> [Requirements]: Count how many lines include "法规知识" and answer with that number only.

> [Information supplied]:

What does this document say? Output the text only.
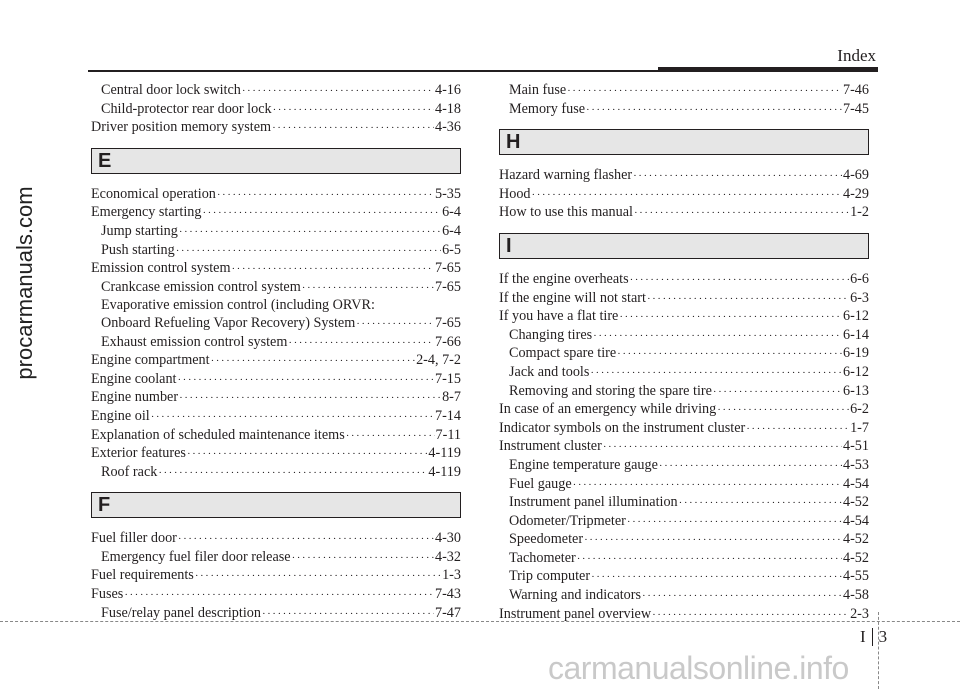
Index
procarmanuals.com
Central door lock switch ·····	4-16
Child-protector rear door lock ·····	4-18
Driver position memory system ·····	4-36
E
Economical operation ·····	5-35
Emergency starting ·····	6-4
Jump starting ·····	6-4
Push starting ·····	6-5
Emission control system ·····	7-65
Crankcase emission control system ·····	7-65
Evaporative emission control (including ORVR:
Onboard Refueling Vapor Recovery) System ·····	7-65
Exhaust emission control system ·····	7-66
Engine compartment ·····	2-4, 7-2
Engine coolant ·····	7-15
Engine number ·····	8-7
Engine oil ·····	7-14
Explanation of scheduled maintenance items ·····	7-11
Exterior features ·····	4-119
Roof rack ·····	4-119
F
Fuel filler door ·····	4-30
Emergency fuel filer door release ·····	4-32
Fuel requirements ·····	1-3
Fuses ·····	7-43
Fuse/relay panel description ·····	7-47
Main fuse ·····	7-46
Memory fuse ·····	7-45
H
Hazard warning flasher ·····	4-69
Hood ·····	4-29
How to use this manual ·····	1-2
I
If the engine overheats ·····	6-6
If the engine will not start ·····	6-3
If you have a flat tire ·····	6-12
Changing tires ·····	6-14
Compact spare tire ·····	6-19
Jack and tools ·····	6-12
Removing and storing the spare tire ·····	6-13
In case of an emergency while driving ·····	6-2
Indicator symbols on the instrument cluster ·····	1-7
Instrument cluster ·····	4-51
Engine temperature gauge ·····	4-53
Fuel gauge ·····	4-54
Instrument panel illumination ·····	4-52
Odometer/Tripmeter ·····	4-54
Speedometer ·····	4-52
Tachometer ·····	4-52
Trip computer ·····	4-55
Warning and indicators ·····	4-58
Instrument panel overview ·····	2-3
I 3
carmanualsonline.info
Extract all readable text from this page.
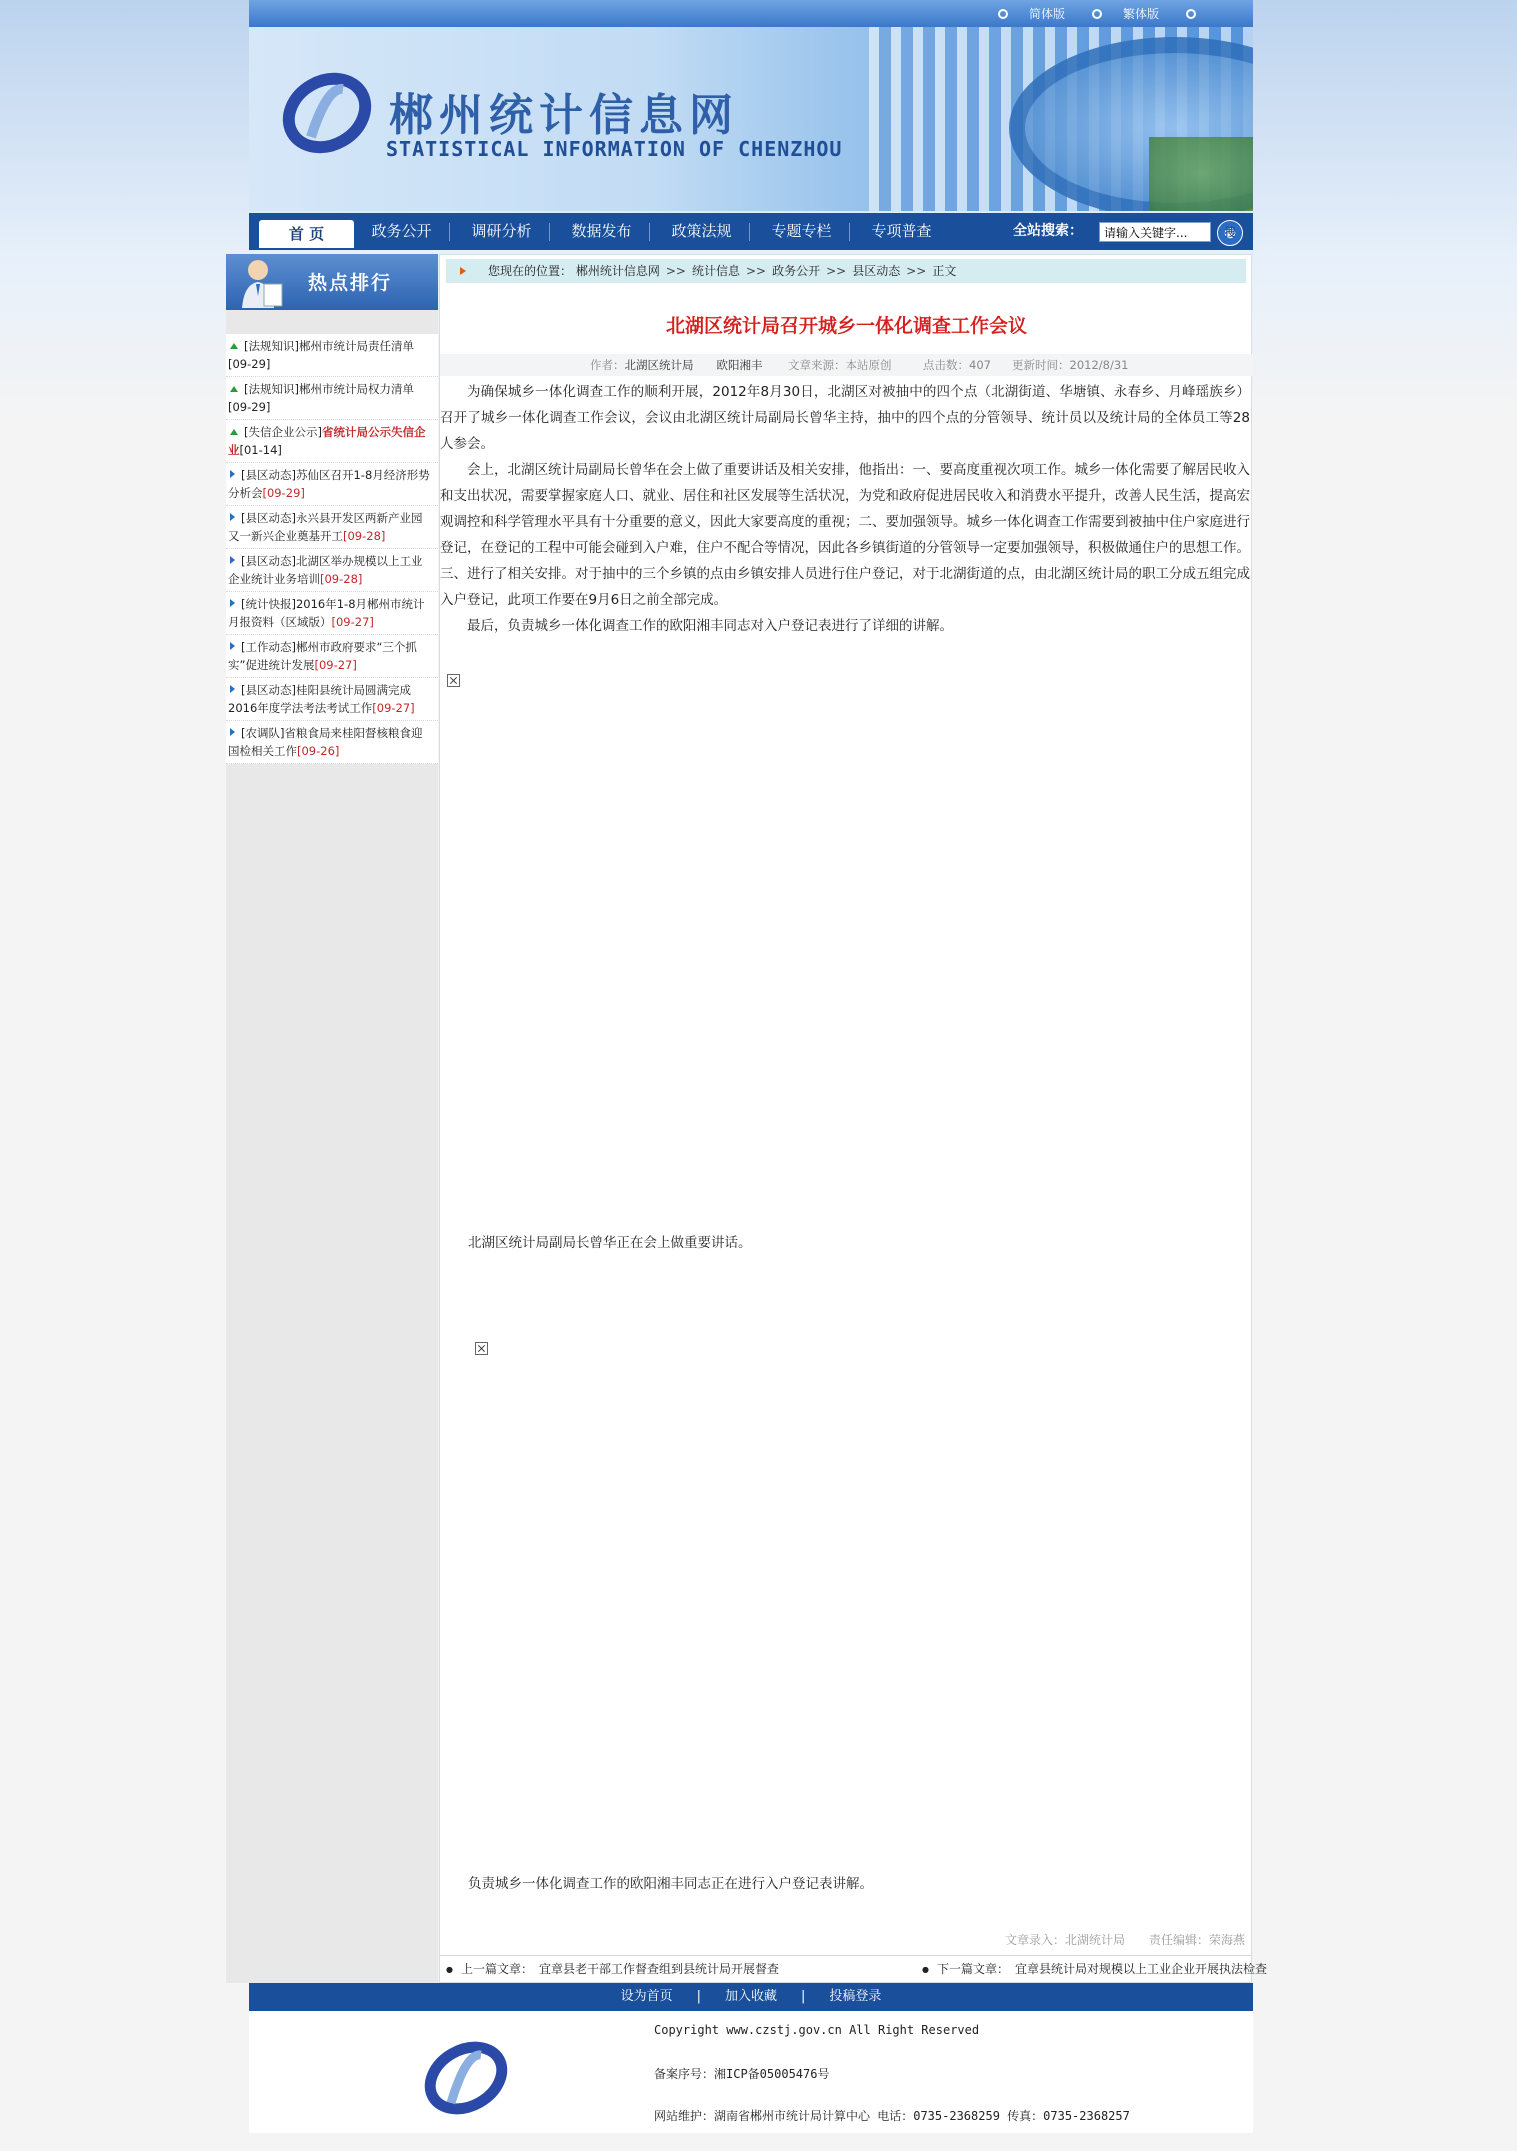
简体版	繁体版
郴州统计信息网
STATISTICAL INFORMATION OF CHENZHOU
首 页	政务公开	调研分析	数据发布	政策法规	专题专栏	专项普查	全站搜索：
请输入关键字...	搜
热点排行
[法规知识]郴州市统计局责任清单[09-29]
[法规知识]郴州市统计局权力清单[09-29]
[失信企业公示]省统计局公示失信企业[01-14]
[县区动态]苏仙区召开1-8月经济形势分析会[09-29]
[县区动态]永兴县开发区两新产业园又一新兴企业奠基开工[09-28]
[县区动态]北湖区举办规模以上工业企业统计业务培训[09-28]
[统计快报]2016年1-8月郴州市统计月报资料（区域版）[09-27]
[工作动态]郴州市政府要求“三个抓实”促进统计发展[09-27]
[县区动态]桂阳县统计局圆满完成2016年度学法考法考试工作[09-27]
[农调队]省粮食局来桂阳督核粮食迎国检相关工作[09-26]
您现在的位置： 郴州统计信息网 >> 统计信息 >> 政务公开 >> 县区动态 >> 正文
北湖区统计局召开城乡一体化调查工作会议
作者：北湖区统计局　　欧阳湘丰 文章来源：本站原创	点击数：407 更新时间：2012/8/31

为确保城乡一体化调查工作的顺利开展，2012年8月30日，北湖区对被抽中的四个点（北湖街道、华塘镇、永春乡、月峰瑶族乡）召开了城乡一体化调查工作会议，会议由北湖区统计局副局长曾华主持，抽中的四个点的分管领导、统计员以及统计局的全体员工等28人参会。

会上，北湖区统计局副局长曾华在会上做了重要讲话及相关安排，他指出：一、要高度重视次项工作。城乡一体化需要了解居民收入和支出状况，需要掌握家庭人口、就业、居住和社区发展等生活状况，为党和政府促进居民收入和消费水平提升，改善人民生活，提高宏观调控和科学管理水平具有十分重要的意义，因此大家要高度的重视；二、要加强领导。城乡一体化调查工作需要到被抽中住户家庭进行登记，在登记的工程中可能会碰到入户难，住户不配合等情况，因此各乡镇街道的分管领导一定要加强领导，积极做通住户的思想工作。三、进行了相关安排。对于抽中的三个乡镇的点由乡镇安排人员进行住户登记，对于北湖街道的点，由北湖区统计局的职工分成五组完成入户登记，此项工作要在9月6日之前全部完成。

最后，负责城乡一体化调查工作的欧阳湘丰同志对入户登记表进行了详细的讲解。

北湖区统计局副局长曾华正在会上做重要讲话。
负责城乡一体化调查工作的欧阳湘丰同志正在进行入户登记表讲解。
文章录入：北湖统计局　　责任编辑：荣海燕
● 上一篇文章：　宜章县老干部工作督查组到县统计局开展督查
●	下一篇文章：　宜章县统计局对规模以上工业企业开展执法检查
设为首页 | 加入收藏 | 投稿登录
Copyright www.czstj.gov.cn All Right Reserved
备案序号：湘ICP备05005476号
网站维护：湖南省郴州市统计局计算中心 电话：0735-2368259 传真：0735-2368257
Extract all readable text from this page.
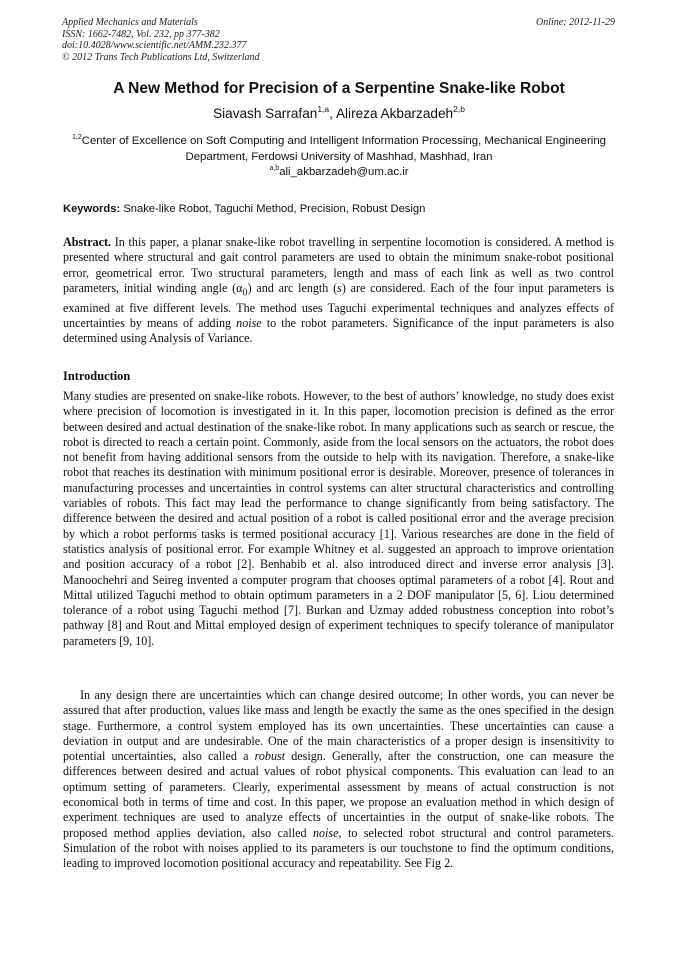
Applied Mechanics and Materials
ISSN: 1662-7482, Vol. 232, pp 377-382
doi:10.4028/www.scientific.net/AMM.232.377
© 2012 Trans Tech Publications Ltd, Switzerland
Online: 2012-11-29
A New Method for Precision of a Serpentine Snake-like Robot
Siavash Sarrafan$^{1,a}$, Alireza Akbarzadeh$^{2,b}$
$^{1,2}$Center of Excellence on Soft Computing and Intelligent Information Processing, Mechanical Engineering Department, Ferdowsi University of Mashhad, Mashhad, Iran
$^{a,b}$ali_akbarzadeh@um.ac.ir
Keywords: Snake-like Robot, Taguchi Method, Precision, Robust Design
Abstract. In this paper, a planar snake-like robot travelling in serpentine locomotion is considered. A method is presented where structural and gait control parameters are used to obtain the minimum snake-robot positional error, geometrical error. Two structural parameters, length and mass of each link as well as two control parameters, initial winding angle $(\alpha_0)$ and arc length (s) are considered. Each of the four input parameters is examined at five different levels. The method uses Taguchi experimental techniques and analyzes effects of uncertainties by means of adding noise to the robot parameters. Significance of the input parameters is also determined using Analysis of Variance.
Introduction
Many studies are presented on snake-like robots. However, to the best of authors’ knowledge, no study does exist where precision of locomotion is investigated in it. In this paper, locomotion precision is defined as the error between desired and actual destination of the snake-like robot. In many applications such as search or rescue, the robot is directed to reach a certain point. Commonly, aside from the local sensors on the actuators, the robot does not benefit from having additional sensors from the outside to help with its navigation. Therefore, a snake-like robot that reaches its destination with minimum positional error is desirable. Moreover, presence of tolerances in manufacturing processes and uncertainties in control systems can alter structural characteristics and controlling variables of robots. This fact may lead the performance to change significantly from being satisfactory. The difference between the desired and actual position of a robot is called positional error and the average precision by which a robot performs tasks is termed positional accuracy [1]. Various researches are done in the field of statistics analysis of positional error. For example Whitney et al. suggested an approach to improve orientation and position accuracy of a robot [2]. Benhabib et al. also introduced direct and inverse error analysis [3]. Manoochehri and Seireg invented a computer program that chooses optimal parameters of a robot [4]. Rout and Mittal utilized Taguchi method to obtain optimum parameters in a 2 DOF manipulator [5, 6]. Liou determined tolerance of a robot using Taguchi method [7]. Burkan and Uzmay added robustness conception into robot’s pathway [8] and Rout and Mittal employed design of experiment techniques to specify tolerance of manipulator parameters [9, 10].
In any design there are uncertainties which can change desired outcome; In other words, you can never be assured that after production, values like mass and length be exactly the same as the ones specified in the design stage. Furthermore, a control system employed has its own uncertainties. These uncertainties can cause a deviation in output and are undesirable. One of the main characteristics of a proper design is insensitivity to potential uncertainties, also called a robust design. Generally, after the construction, one can measure the differences between desired and actual values of robot physical components. This evaluation can lead to an optimum setting of parameters. Clearly, experimental assessment by means of actual construction is not economical both in terms of time and cost. In this paper, we propose an evaluation method in which design of experiment techniques are used to analyze effects of uncertainties in the output of snake-like robots. The proposed method applies deviation, also called noise, to selected robot structural and control parameters. Simulation of the robot with noises applied to its parameters is our touchstone to find the optimum conditions, leading to improved locomotion positional accuracy and repeatability. See Fig 2.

> [Answer below]: 2